- [INSTRUCTION]: In the copy, include every entry exactly but none of the images.

(Stored dataset items)
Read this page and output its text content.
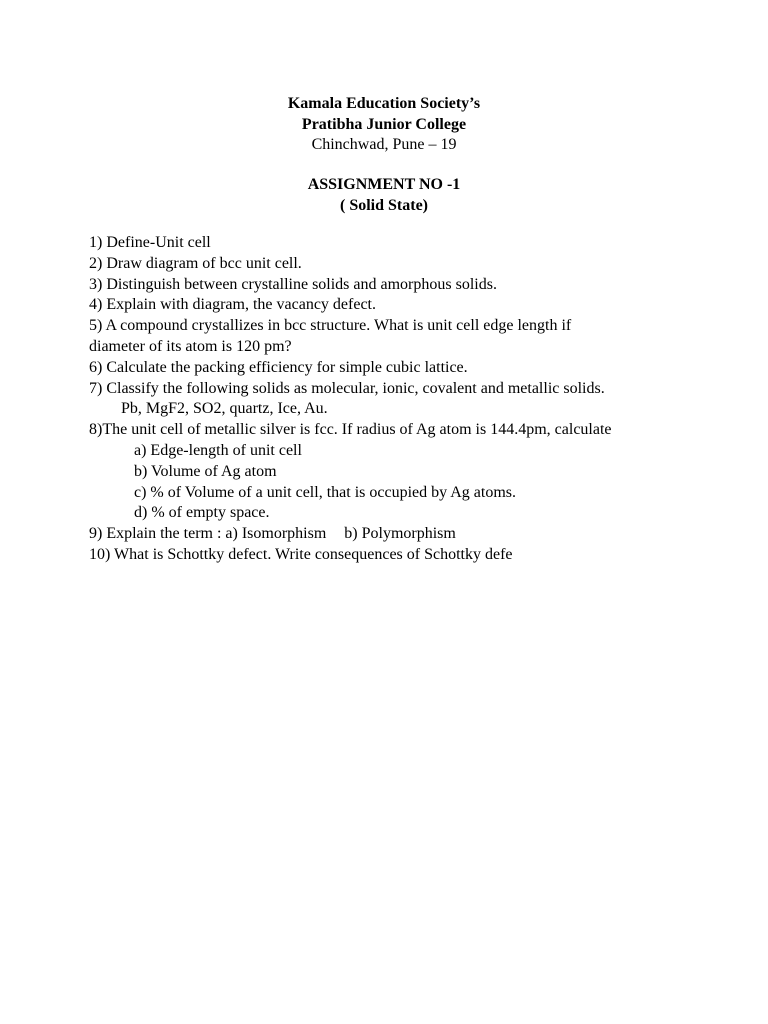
Kamala Education Society’s
Pratibha Junior College
Chinchwad, Pune – 19
ASSIGNMENT NO -1
( Solid State)
1) Define-Unit cell
2) Draw diagram of bcc unit cell.
3) Distinguish between crystalline solids and amorphous solids.
4) Explain with diagram, the vacancy defect.
5) A compound crystallizes in bcc structure. What is unit cell edge length if
diameter of its atom is 120 pm?
6) Calculate the packing efficiency for simple cubic lattice.
7) Classify the following solids as molecular, ionic, covalent and metallic solids.
Pb, MgF2, SO2, quartz, Ice, Au.
8)The unit cell of metallic silver is fcc. If radius of Ag atom is 144.4pm, calculate
a) Edge-length of unit cell
b) Volume of Ag atom
c) % of Volume of a unit cell, that is occupied by Ag atoms.
d) % of empty space.
9) Explain the term : a) Isomorphism b) Polymorphism
10) What is Schottky defect. Write consequences of Schottky defe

- [SOLUTION TO THIS TASK]:
Read this page and output its text content.
Kamala Education Society’s
Pratibha Junior College
Chinchwad, Pune – 19
ASSIGNMENT NO -1
( Solid State)
1) Define-Unit cell
2) Draw diagram of bcc unit cell.
3) Distinguish between crystalline solids and amorphous solids.
4) Explain with diagram, the vacancy defect.
5) A compound crystallizes in bcc structure. What is unit cell edge length if
diameter of its atom is 120 pm?
6) Calculate the packing efficiency for simple cubic lattice.
7) Classify the following solids as molecular, ionic, covalent and metallic solids.
Pb, MgF2, SO2, quartz, Ice, Au.
8)The unit cell of metallic silver is fcc. If radius of Ag atom is 144.4pm, calculate
a) Edge-length of unit cell
b) Volume of Ag atom
c) % of Volume of a unit cell, that is occupied by Ag atoms.
d) % of empty space.
9) Explain the term : a) Isomorphism b) Polymorphism
10) What is Schottky defect. Write consequences of Schottky defe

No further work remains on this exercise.